Recorded data
-- START --
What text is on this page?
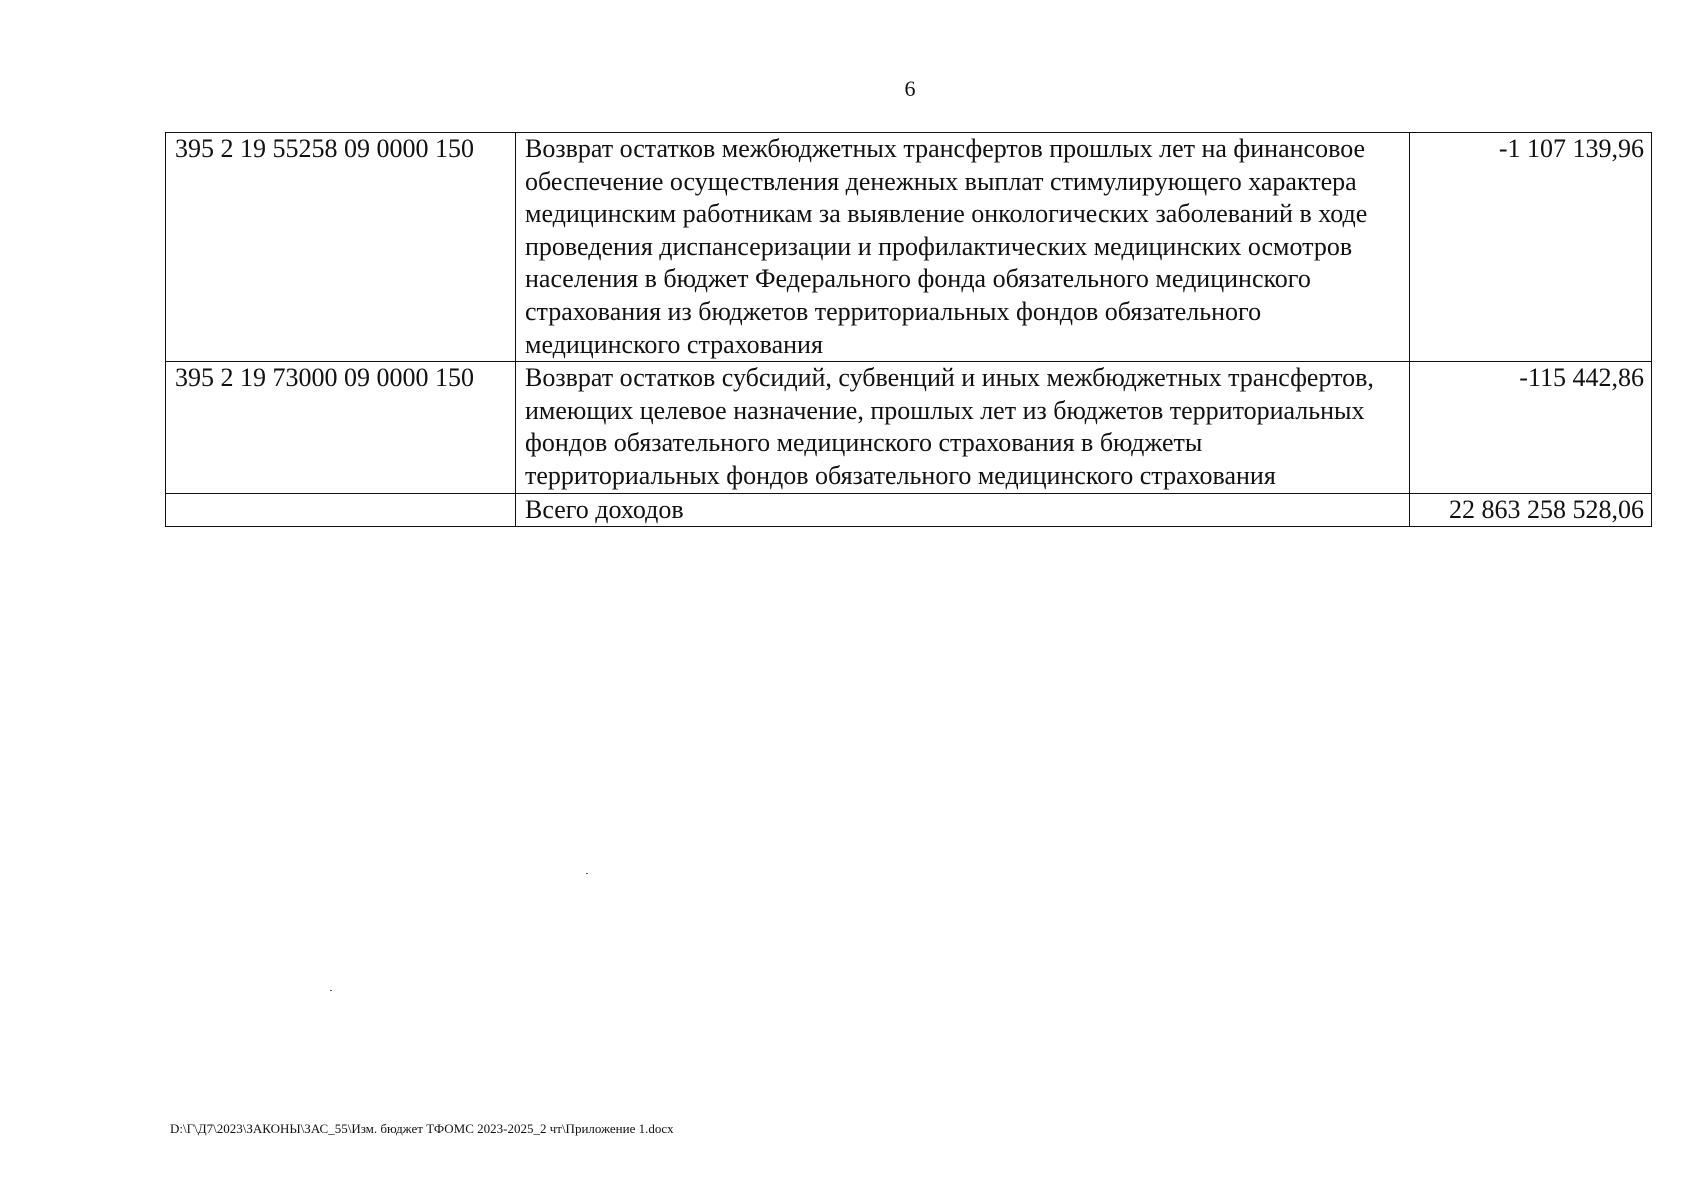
6
395 2 19 55258 09 0000 150	Возврат остатков межбюджетных трансфертов прошлых лет на финансовое обеспечение осуществления денежных выплат стимулирующего характера медицинским работникам за выявление онкологических заболеваний в ходе проведения диспансеризации и профилактических медицинских осмотров населения в бюджет Федерального фонда обязательного медицинского страхования из бюджетов территориальных фондов обязательного медицинского страхования	-1 107 139,96
395 2 19 73000 09 0000 150	Возврат остатков субсидий, субвенций и иных межбюджетных трансфертов, имеющих целевое назначение, прошлых лет из бюджетов территориальных фондов обязательного медицинского страхования в бюджеты территориальных фондов обязательного медицинского страхования	-115 442,86
	Всего доходов	22 863 258 528,06
D:\Г\Д7\2023\ЗАКОНЫ\ЗАС_55\Изм. бюджет ТФОМС 2023-2025_2 чт\Приложение 1.docx
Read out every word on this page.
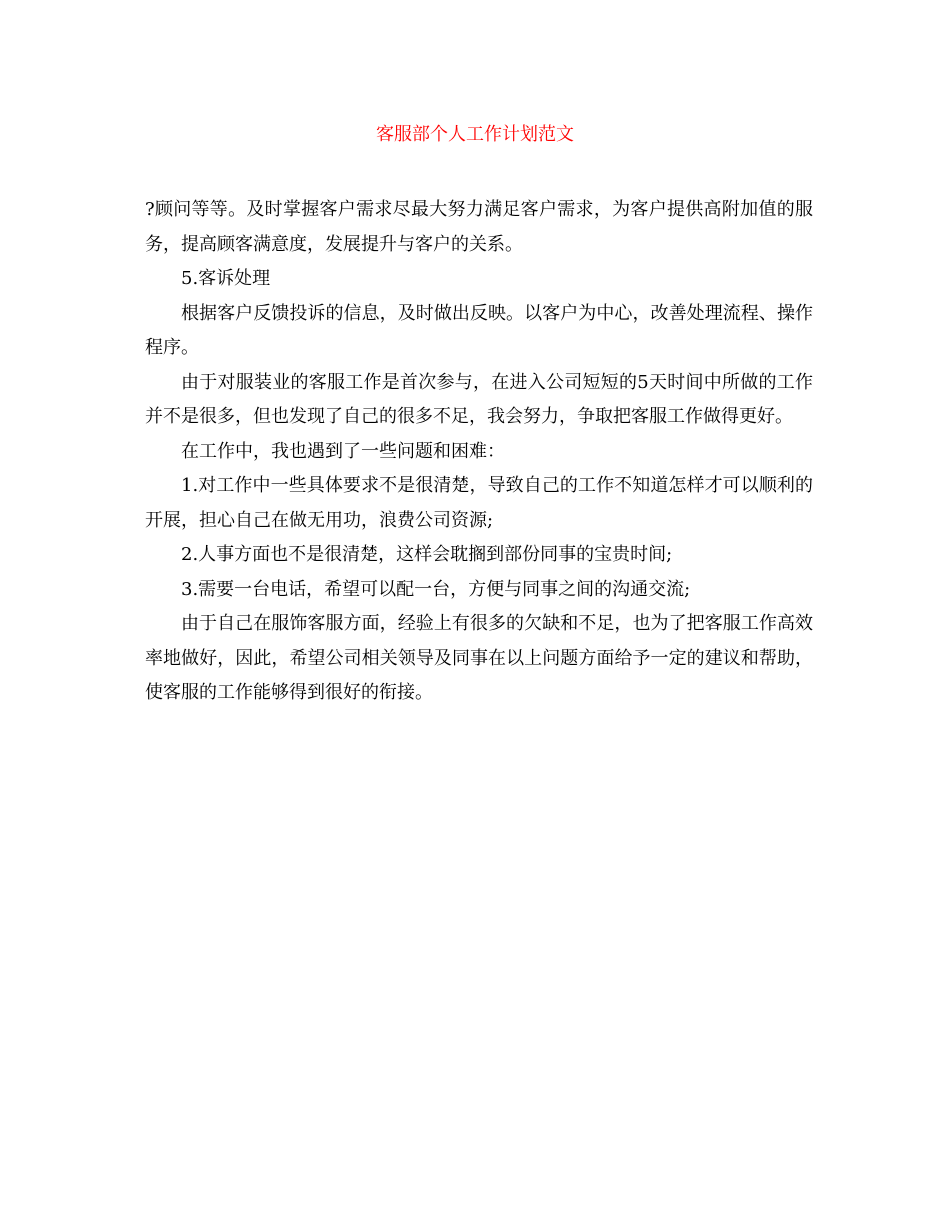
客服部个人工作计划范文

?顾问等等。及时掌握客户需求尽最大努力满足客户需求，为客户提供高附加值的服务，提高顾客满意度，发展提升与客户的关系。

5.客诉处理

根据客户反馈投诉的信息，及时做出反映。以客户为中心，改善处理流程、操作程序。

由于对服装业的客服工作是首次参与，在进入公司短短的5天时间中所做的工作并不是很多，但也发现了自己的很多不足，我会努力，争取把客服工作做得更好。

在工作中，我也遇到了一些问题和困难：

1.对工作中一些具体要求不是很清楚，导致自己的工作不知道怎样才可以顺利的开展，担心自己在做无用功，浪费公司资源;

2.人事方面也不是很清楚，这样会耽搁到部份同事的宝贵时间;

3.需要一台电话，希望可以配一台，方便与同事之间的沟通交流;

由于自己在服饰客服方面，经验上有很多的欠缺和不足，也为了把客服工作高效率地做好，因此，希望公司相关领导及同事在以上问题方面给予一定的建议和帮助，使客服的工作能够得到很好的衔接。
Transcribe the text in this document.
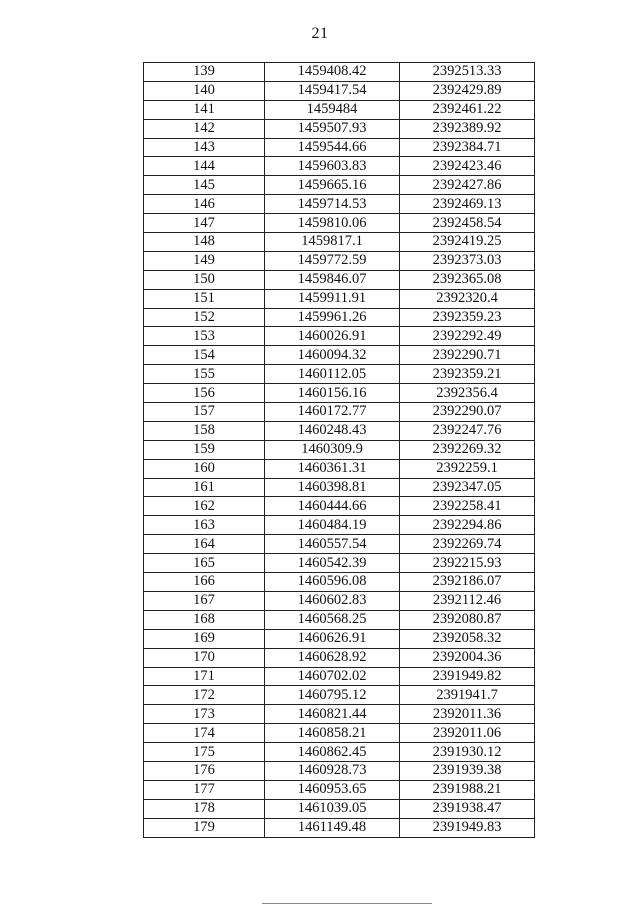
21
139	1459408.42	2392513.33
140	1459417.54	2392429.89
141	1459484	2392461.22
142	1459507.93	2392389.92
143	1459544.66	2392384.71
144	1459603.83	2392423.46
145	1459665.16	2392427.86
146	1459714.53	2392469.13
147	1459810.06	2392458.54
148	1459817.1	2392419.25
149	1459772.59	2392373.03
150	1459846.07	2392365.08
151	1459911.91	2392320.4
152	1459961.26	2392359.23
153	1460026.91	2392292.49
154	1460094.32	2392290.71
155	1460112.05	2392359.21
156	1460156.16	2392356.4
157	1460172.77	2392290.07
158	1460248.43	2392247.76
159	1460309.9	2392269.32
160	1460361.31	2392259.1
161	1460398.81	2392347.05
162	1460444.66	2392258.41
163	1460484.19	2392294.86
164	1460557.54	2392269.74
165	1460542.39	2392215.93
166	1460596.08	2392186.07
167	1460602.83	2392112.46
168	1460568.25	2392080.87
169	1460626.91	2392058.32
170	1460628.92	2392004.36
171	1460702.02	2391949.82
172	1460795.12	2391941.7
173	1460821.44	2392011.36
174	1460858.21	2392011.06
175	1460862.45	2391930.12
176	1460928.73	2391939.38
177	1460953.65	2391988.21
178	1461039.05	2391938.47
179	1461149.48	2391949.83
-- END --
Aim of the exercise: Give the entries again word for word, but skip the pictures.

Task answer:
What text is on this page?
6
395 2 19 55258 09 0000 150	Возврат остатков межбюджетных трансфертов прошлых лет на финансовое обеспечение осуществления денежных выплат стимулирующего характера медицинским работникам за выявление онкологических заболеваний в ходе проведения диспансеризации и профилактических медицинских осмотров населения в бюджет Федерального фонда обязательного медицинского страхования из бюджетов территориальных фондов обязательного медицинского страхования	-1 107 139,96
395 2 19 73000 09 0000 150	Возврат остатков субсидий, субвенций и иных межбюджетных трансфертов, имеющих целевое назначение, прошлых лет из бюджетов территориальных фондов обязательного медицинского страхования в бюджеты территориальных фондов обязательного медицинского страхования	-115 442,86
	Всего доходов	22 863 258 528,06
D:\Г\Д7\2023\ЗАКОНЫ\ЗАС_55\Изм. бюджет ТФОМС 2023-2025_2 чт\Приложение 1.docx
Read out every word on this page.
客服部个人工作计划范文

?顾问等等。及时掌握客户需求尽最大努力满足客户需求，为客户提供高附加值的服务，提高顾客满意度，发展提升与客户的关系。

5.客诉处理

根据客户反馈投诉的信息，及时做出反映。以客户为中心，改善处理流程、操作程序。

由于对服装业的客服工作是首次参与，在进入公司短短的5天时间中所做的工作并不是很多，但也发现了自己的很多不足，我会努力，争取把客服工作做得更好。

在工作中，我也遇到了一些问题和困难：

1.对工作中一些具体要求不是很清楚，导致自己的工作不知道怎样才可以顺利的开展，担心自己在做无用功，浪费公司资源;

2.人事方面也不是很清楚，这样会耽搁到部份同事的宝贵时间;

3.需要一台电话，希望可以配一台，方便与同事之间的沟通交流;

由于自己在服饰客服方面，经验上有很多的欠缺和不足，也为了把客服工作高效率地做好，因此，希望公司相关领导及同事在以上问题方面给予一定的建议和帮助，使客服的工作能够得到很好的衔接。
Transcribe the text in this document.
21
139	1459408.42	2392513.33
140	1459417.54	2392429.89
141	1459484	2392461.22
142	1459507.93	2392389.92
143	1459544.66	2392384.71
144	1459603.83	2392423.46
145	1459665.16	2392427.86
146	1459714.53	2392469.13
147	1459810.06	2392458.54
148	1459817.1	2392419.25
149	1459772.59	2392373.03
150	1459846.07	2392365.08
151	1459911.91	2392320.4
152	1459961.26	2392359.23
153	1460026.91	2392292.49
154	1460094.32	2392290.71
155	1460112.05	2392359.21
156	1460156.16	2392356.4
157	1460172.77	2392290.07
158	1460248.43	2392247.76
159	1460309.9	2392269.32
160	1460361.31	2392259.1
161	1460398.81	2392347.05
162	1460444.66	2392258.41
163	1460484.19	2392294.86
164	1460557.54	2392269.74
165	1460542.39	2392215.93
166	1460596.08	2392186.07
167	1460602.83	2392112.46
168	1460568.25	2392080.87
169	1460626.91	2392058.32
170	1460628.92	2392004.36
171	1460702.02	2391949.82
172	1460795.12	2391941.7
173	1460821.44	2392011.36
174	1460858.21	2392011.06
175	1460862.45	2391930.12
176	1460928.73	2391939.38
177	1460953.65	2391988.21
178	1461039.05	2391938.47
179	1461149.48	2391949.83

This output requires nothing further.